What is asked
State how many lines of the entries hold the string "Extracts", and nothing more.

Data entries

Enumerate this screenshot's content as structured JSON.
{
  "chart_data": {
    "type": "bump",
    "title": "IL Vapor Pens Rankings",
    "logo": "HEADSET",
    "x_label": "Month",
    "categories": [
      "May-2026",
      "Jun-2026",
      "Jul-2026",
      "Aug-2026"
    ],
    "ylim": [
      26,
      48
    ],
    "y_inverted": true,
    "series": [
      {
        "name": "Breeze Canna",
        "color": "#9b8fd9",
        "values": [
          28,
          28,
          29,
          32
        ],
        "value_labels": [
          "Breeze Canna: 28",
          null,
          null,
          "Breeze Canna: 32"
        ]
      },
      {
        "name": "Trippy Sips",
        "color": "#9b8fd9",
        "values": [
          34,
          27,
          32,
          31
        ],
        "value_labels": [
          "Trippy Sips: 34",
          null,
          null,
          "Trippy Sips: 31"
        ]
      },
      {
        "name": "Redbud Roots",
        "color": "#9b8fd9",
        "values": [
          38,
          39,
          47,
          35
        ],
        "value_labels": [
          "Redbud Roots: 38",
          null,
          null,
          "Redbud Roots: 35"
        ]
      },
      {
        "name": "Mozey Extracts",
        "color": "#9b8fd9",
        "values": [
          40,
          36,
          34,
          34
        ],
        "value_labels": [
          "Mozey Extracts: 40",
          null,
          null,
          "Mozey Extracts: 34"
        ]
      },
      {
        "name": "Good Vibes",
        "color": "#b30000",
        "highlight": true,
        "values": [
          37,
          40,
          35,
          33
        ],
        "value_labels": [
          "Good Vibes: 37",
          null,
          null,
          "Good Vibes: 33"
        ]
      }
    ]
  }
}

Exercise output
3